(GIVEN RECORDS)
▽

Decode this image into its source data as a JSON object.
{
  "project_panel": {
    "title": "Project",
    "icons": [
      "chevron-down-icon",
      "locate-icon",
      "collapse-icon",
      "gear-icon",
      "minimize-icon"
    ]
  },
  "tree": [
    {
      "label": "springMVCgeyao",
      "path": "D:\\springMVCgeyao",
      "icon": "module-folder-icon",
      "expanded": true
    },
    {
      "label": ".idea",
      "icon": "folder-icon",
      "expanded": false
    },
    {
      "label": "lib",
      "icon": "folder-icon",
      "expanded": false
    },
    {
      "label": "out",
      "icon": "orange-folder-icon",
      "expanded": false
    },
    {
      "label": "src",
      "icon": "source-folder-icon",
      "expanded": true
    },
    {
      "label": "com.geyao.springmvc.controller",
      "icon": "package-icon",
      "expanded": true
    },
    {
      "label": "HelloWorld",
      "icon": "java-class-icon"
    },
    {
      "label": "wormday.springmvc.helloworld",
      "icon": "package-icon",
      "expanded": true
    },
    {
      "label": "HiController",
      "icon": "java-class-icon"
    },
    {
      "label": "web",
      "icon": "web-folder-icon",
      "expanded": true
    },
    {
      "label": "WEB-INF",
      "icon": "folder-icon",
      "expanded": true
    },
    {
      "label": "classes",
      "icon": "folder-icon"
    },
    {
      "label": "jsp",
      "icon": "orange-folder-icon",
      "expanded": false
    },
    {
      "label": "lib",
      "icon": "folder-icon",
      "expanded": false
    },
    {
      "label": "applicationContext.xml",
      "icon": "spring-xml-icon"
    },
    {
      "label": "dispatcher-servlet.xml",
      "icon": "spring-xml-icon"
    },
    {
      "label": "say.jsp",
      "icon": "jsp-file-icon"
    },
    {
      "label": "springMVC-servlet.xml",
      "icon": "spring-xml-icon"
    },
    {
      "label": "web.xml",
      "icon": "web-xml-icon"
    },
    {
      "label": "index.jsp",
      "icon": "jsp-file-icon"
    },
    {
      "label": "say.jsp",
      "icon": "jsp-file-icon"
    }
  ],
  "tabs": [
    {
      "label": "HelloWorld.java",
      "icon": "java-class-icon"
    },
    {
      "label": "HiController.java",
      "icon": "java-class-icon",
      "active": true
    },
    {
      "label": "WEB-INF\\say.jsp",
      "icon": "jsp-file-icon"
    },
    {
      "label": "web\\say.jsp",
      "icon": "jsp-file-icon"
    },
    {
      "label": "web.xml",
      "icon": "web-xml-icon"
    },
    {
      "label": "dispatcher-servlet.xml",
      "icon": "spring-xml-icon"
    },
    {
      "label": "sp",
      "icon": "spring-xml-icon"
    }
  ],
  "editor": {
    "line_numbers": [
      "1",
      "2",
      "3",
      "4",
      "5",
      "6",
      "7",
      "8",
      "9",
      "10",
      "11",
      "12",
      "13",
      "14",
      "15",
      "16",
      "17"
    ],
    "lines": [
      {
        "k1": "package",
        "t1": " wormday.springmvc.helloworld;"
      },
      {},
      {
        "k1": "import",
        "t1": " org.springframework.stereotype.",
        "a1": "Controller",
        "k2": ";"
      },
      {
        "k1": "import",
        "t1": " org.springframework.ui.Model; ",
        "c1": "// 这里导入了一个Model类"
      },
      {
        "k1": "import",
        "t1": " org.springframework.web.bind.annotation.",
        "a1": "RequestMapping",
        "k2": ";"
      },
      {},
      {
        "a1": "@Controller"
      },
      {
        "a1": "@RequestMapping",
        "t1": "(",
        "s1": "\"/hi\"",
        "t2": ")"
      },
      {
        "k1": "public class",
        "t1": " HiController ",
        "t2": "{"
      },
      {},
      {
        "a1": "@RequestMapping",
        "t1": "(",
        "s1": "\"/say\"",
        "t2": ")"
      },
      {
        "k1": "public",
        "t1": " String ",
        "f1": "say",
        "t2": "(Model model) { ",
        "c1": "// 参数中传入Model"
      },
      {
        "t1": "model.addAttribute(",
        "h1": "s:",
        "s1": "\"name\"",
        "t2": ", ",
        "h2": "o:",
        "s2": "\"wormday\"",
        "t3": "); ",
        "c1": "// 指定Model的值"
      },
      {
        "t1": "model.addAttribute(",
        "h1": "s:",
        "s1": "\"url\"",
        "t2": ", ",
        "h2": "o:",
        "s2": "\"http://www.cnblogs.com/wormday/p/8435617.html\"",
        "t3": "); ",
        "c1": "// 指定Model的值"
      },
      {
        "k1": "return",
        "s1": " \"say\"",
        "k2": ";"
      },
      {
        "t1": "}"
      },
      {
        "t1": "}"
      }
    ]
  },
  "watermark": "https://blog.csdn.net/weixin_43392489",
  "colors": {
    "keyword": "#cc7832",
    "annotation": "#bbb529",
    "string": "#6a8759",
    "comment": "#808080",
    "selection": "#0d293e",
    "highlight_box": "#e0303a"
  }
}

△

(GOAL OF THE EXERCISE) In the entries above, identify every line with the string "HiController".

(OUTPUT FOR THIS TASK)
      "label": "HiController",
      "label": "HiController.java",
        "t1": " HiController ",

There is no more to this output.